* Begin *

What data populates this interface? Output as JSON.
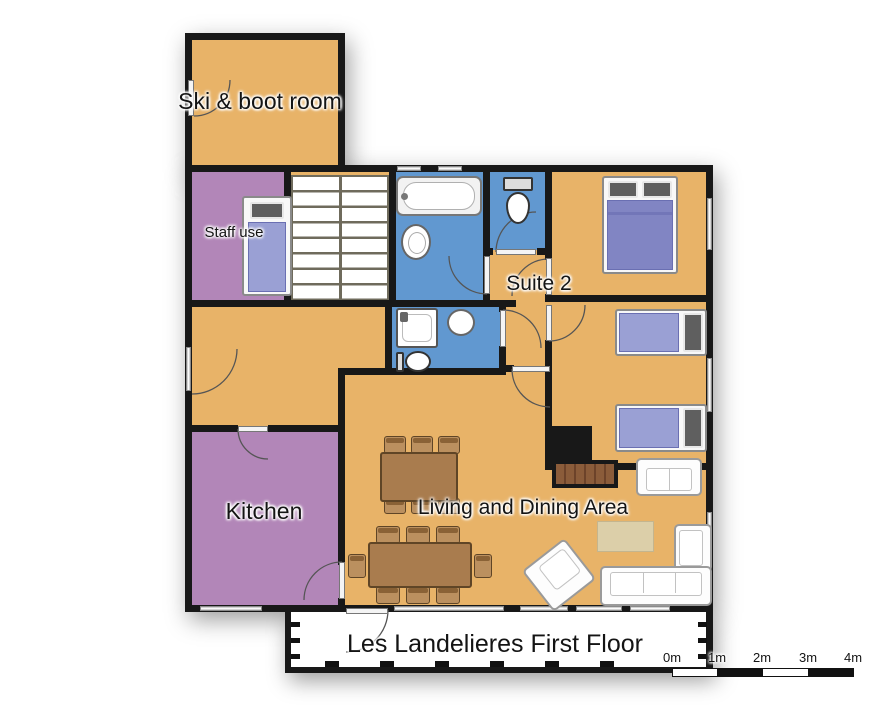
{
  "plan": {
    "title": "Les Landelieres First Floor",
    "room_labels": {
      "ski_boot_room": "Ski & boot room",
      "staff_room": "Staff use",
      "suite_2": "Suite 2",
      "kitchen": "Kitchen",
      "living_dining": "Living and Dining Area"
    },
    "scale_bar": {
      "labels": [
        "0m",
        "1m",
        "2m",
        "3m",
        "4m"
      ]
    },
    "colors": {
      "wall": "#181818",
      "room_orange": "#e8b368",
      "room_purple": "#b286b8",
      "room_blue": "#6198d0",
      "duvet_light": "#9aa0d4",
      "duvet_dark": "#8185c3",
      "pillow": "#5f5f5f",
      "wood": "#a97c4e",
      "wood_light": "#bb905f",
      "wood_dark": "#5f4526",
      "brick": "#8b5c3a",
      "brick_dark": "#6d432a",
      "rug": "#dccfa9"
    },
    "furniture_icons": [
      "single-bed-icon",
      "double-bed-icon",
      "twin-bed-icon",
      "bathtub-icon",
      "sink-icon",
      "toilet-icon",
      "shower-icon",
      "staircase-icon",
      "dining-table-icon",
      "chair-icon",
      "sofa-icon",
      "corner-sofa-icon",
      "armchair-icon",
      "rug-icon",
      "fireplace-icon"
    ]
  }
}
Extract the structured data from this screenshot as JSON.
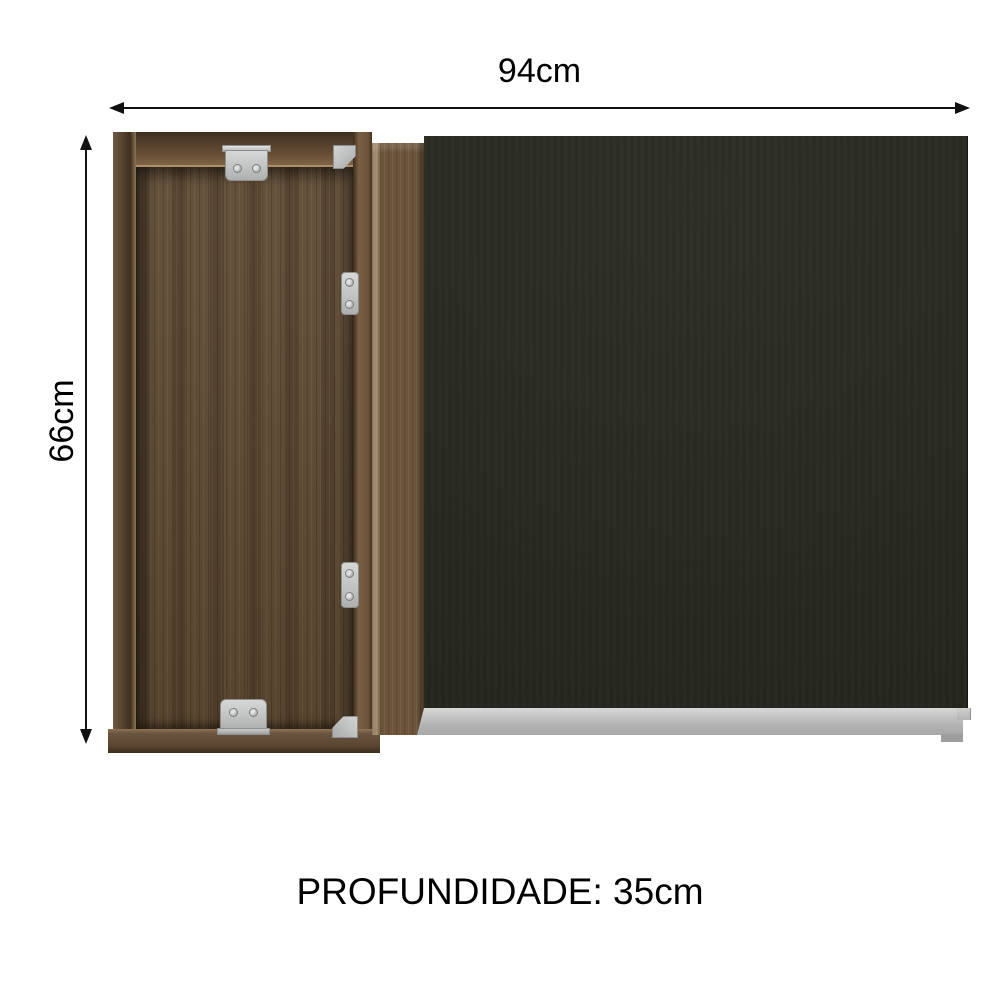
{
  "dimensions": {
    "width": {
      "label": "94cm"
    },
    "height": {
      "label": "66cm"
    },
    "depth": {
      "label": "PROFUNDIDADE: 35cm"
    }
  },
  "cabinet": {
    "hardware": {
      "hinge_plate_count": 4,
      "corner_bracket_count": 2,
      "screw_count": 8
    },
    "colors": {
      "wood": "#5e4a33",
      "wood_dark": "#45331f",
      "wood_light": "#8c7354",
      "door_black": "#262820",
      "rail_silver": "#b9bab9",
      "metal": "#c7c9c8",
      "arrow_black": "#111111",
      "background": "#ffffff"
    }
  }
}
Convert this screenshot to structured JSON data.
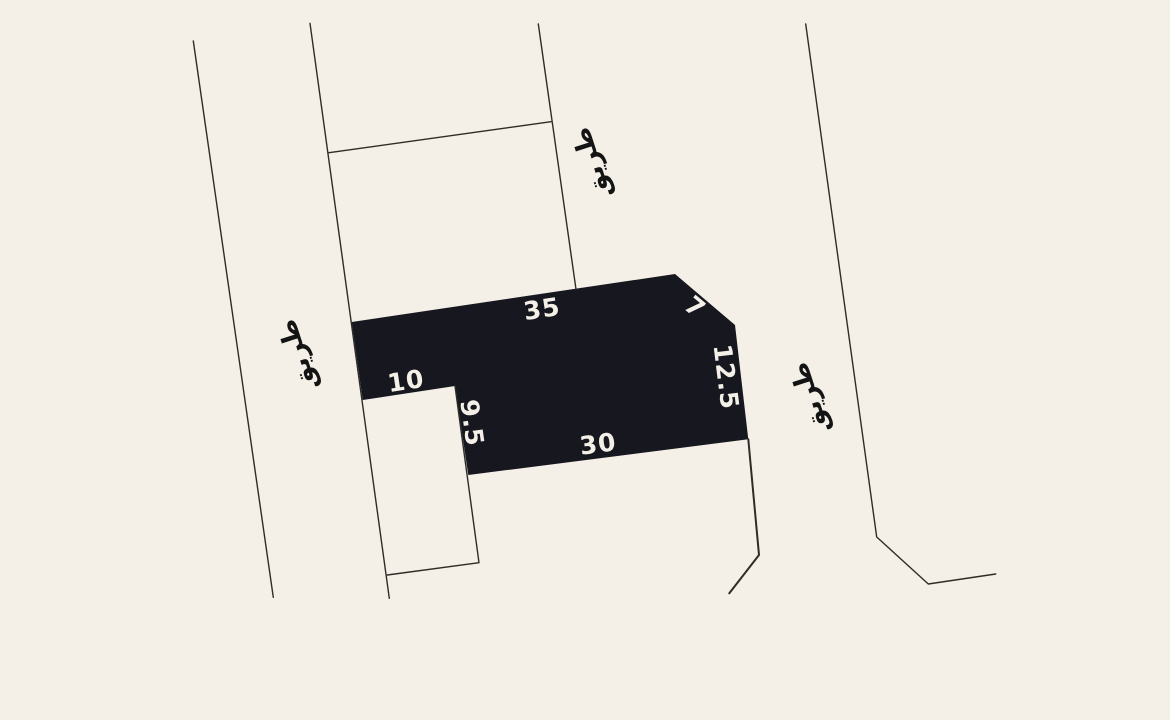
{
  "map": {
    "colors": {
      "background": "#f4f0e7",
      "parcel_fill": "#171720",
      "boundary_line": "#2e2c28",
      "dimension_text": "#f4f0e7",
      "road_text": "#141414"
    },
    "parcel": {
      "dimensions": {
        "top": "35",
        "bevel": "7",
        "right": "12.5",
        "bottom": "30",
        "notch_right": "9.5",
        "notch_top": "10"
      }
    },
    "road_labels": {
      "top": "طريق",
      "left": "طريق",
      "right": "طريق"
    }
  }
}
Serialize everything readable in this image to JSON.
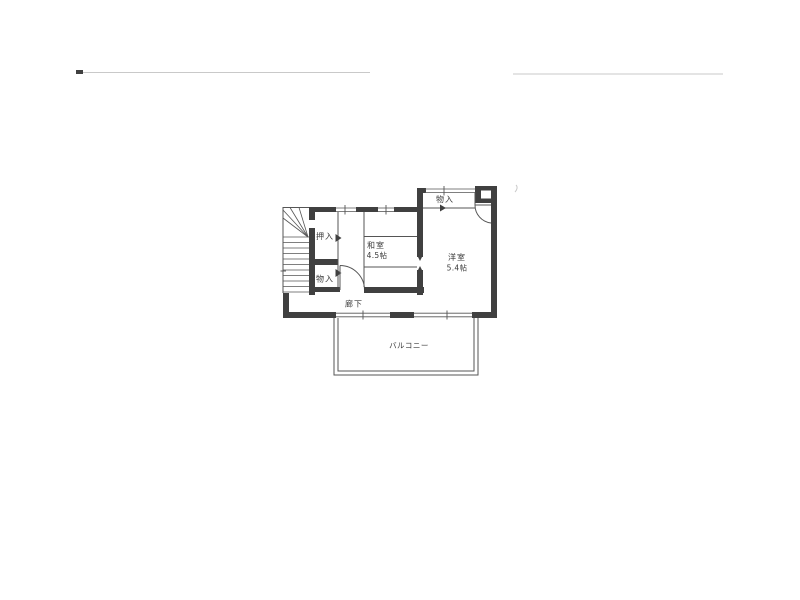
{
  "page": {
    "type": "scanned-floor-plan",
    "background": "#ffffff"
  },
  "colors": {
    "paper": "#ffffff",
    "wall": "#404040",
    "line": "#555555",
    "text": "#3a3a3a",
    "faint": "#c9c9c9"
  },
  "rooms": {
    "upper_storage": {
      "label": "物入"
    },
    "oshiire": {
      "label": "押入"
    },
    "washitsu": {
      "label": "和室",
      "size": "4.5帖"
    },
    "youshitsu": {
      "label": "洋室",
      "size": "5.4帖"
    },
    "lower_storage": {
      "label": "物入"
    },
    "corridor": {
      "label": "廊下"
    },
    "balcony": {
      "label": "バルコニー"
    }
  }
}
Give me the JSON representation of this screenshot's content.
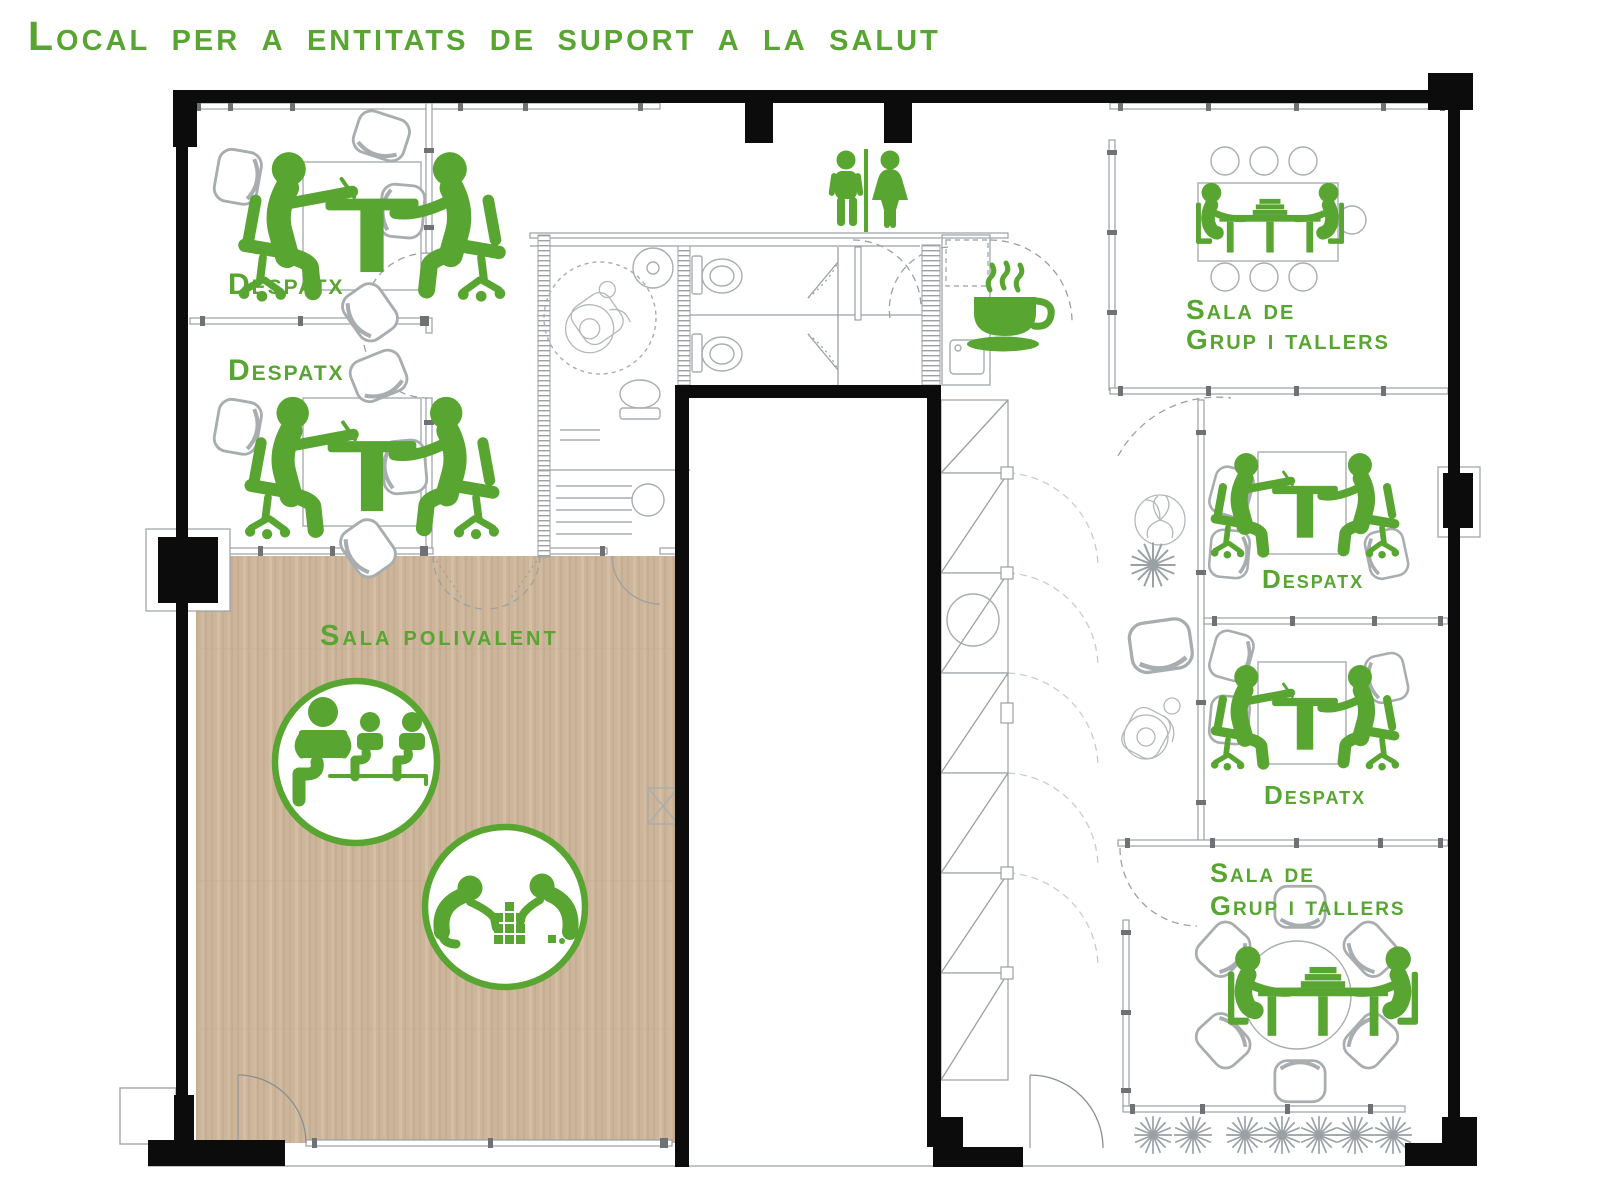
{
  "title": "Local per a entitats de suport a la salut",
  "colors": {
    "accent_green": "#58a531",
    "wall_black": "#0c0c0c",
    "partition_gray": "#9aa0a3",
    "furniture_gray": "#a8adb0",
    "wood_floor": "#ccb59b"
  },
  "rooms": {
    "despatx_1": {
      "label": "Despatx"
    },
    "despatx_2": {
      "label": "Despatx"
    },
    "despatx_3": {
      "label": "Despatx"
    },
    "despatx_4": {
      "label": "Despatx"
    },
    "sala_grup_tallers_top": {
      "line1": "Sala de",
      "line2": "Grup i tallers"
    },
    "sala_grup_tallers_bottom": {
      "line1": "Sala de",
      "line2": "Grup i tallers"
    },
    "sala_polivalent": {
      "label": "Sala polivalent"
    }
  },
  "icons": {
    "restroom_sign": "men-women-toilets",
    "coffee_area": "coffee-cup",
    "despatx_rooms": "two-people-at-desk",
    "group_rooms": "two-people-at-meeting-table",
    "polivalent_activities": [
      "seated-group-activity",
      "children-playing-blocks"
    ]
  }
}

* End *

The listing above needs to be output again exactly. Don't include the pictures.

What data populates this interface? Output as JSON.
{
  "plan": {
    "title": "Les Landelieres First Floor",
    "room_labels": {
      "ski_boot_room": "Ski & boot room",
      "staff_room": "Staff use",
      "suite_2": "Suite 2",
      "kitchen": "Kitchen",
      "living_dining": "Living and Dining Area"
    },
    "scale_bar": {
      "labels": [
        "0m",
        "1m",
        "2m",
        "3m",
        "4m"
      ]
    },
    "colors": {
      "wall": "#181818",
      "room_orange": "#e8b368",
      "room_purple": "#b286b8",
      "room_blue": "#6198d0",
      "duvet_light": "#9aa0d4",
      "duvet_dark": "#8185c3",
      "pillow": "#5f5f5f",
      "wood": "#a97c4e",
      "wood_light": "#bb905f",
      "wood_dark": "#5f4526",
      "brick": "#8b5c3a",
      "brick_dark": "#6d432a",
      "rug": "#dccfa9"
    },
    "furniture_icons": [
      "single-bed-icon",
      "double-bed-icon",
      "twin-bed-icon",
      "bathtub-icon",
      "sink-icon",
      "toilet-icon",
      "shower-icon",
      "staircase-icon",
      "dining-table-icon",
      "chair-icon",
      "sofa-icon",
      "corner-sofa-icon",
      "armchair-icon",
      "rug-icon",
      "fireplace-icon"
    ]
  }
}
Extract the structured data from this screenshot as JSON.
{
  "dimensions": {
    "width": {
      "label": "94cm"
    },
    "height": {
      "label": "66cm"
    },
    "depth": {
      "label": "PROFUNDIDADE: 35cm"
    }
  },
  "cabinet": {
    "hardware": {
      "hinge_plate_count": 4,
      "corner_bracket_count": 2,
      "screw_count": 8
    },
    "colors": {
      "wood": "#5e4a33",
      "wood_dark": "#45331f",
      "wood_light": "#8c7354",
      "door_black": "#262820",
      "rail_silver": "#b9bab9",
      "metal": "#c7c9c8",
      "arrow_black": "#111111",
      "background": "#ffffff"
    }
  }
}
Convert this screenshot to structured JSON data.
{
  "map": {
    "colors": {
      "background": "#f4f0e7",
      "parcel_fill": "#171720",
      "boundary_line": "#2e2c28",
      "dimension_text": "#f4f0e7",
      "road_text": "#141414"
    },
    "parcel": {
      "dimensions": {
        "top": "35",
        "bevel": "7",
        "right": "12.5",
        "bottom": "30",
        "notch_right": "9.5",
        "notch_top": "10"
      }
    },
    "road_labels": {
      "top": "طريق",
      "left": "طريق",
      "right": "طريق"
    }
  }
}
Serialize everything readable in this image to JSON.
{
  "page": {
    "type": "scanned-floor-plan",
    "background": "#ffffff"
  },
  "colors": {
    "paper": "#ffffff",
    "wall": "#404040",
    "line": "#555555",
    "text": "#3a3a3a",
    "faint": "#c9c9c9"
  },
  "rooms": {
    "upper_storage": {
      "label": "物入"
    },
    "oshiire": {
      "label": "押入"
    },
    "washitsu": {
      "label": "和室",
      "size": "4.5帖"
    },
    "youshitsu": {
      "label": "洋室",
      "size": "5.4帖"
    },
    "lower_storage": {
      "label": "物入"
    },
    "corridor": {
      "label": "廊下"
    },
    "balcony": {
      "label": "バルコニー"
    }
  }
}
Give me the JSON representation of this screenshot's content.
{
  "title": "Local per a entitats de suport a la salut",
  "colors": {
    "accent_green": "#58a531",
    "wall_black": "#0c0c0c",
    "partition_gray": "#9aa0a3",
    "furniture_gray": "#a8adb0",
    "wood_floor": "#ccb59b"
  },
  "rooms": {
    "despatx_1": {
      "label": "Despatx"
    },
    "despatx_2": {
      "label": "Despatx"
    },
    "despatx_3": {
      "label": "Despatx"
    },
    "despatx_4": {
      "label": "Despatx"
    },
    "sala_grup_tallers_top": {
      "line1": "Sala de",
      "line2": "Grup i tallers"
    },
    "sala_grup_tallers_bottom": {
      "line1": "Sala de",
      "line2": "Grup i tallers"
    },
    "sala_polivalent": {
      "label": "Sala polivalent"
    }
  },
  "icons": {
    "restroom_sign": "men-women-toilets",
    "coffee_area": "coffee-cup",
    "despatx_rooms": "two-people-at-desk",
    "group_rooms": "two-people-at-meeting-table",
    "polivalent_activities": [
      "seated-group-activity",
      "children-playing-blocks"
    ]
  }
}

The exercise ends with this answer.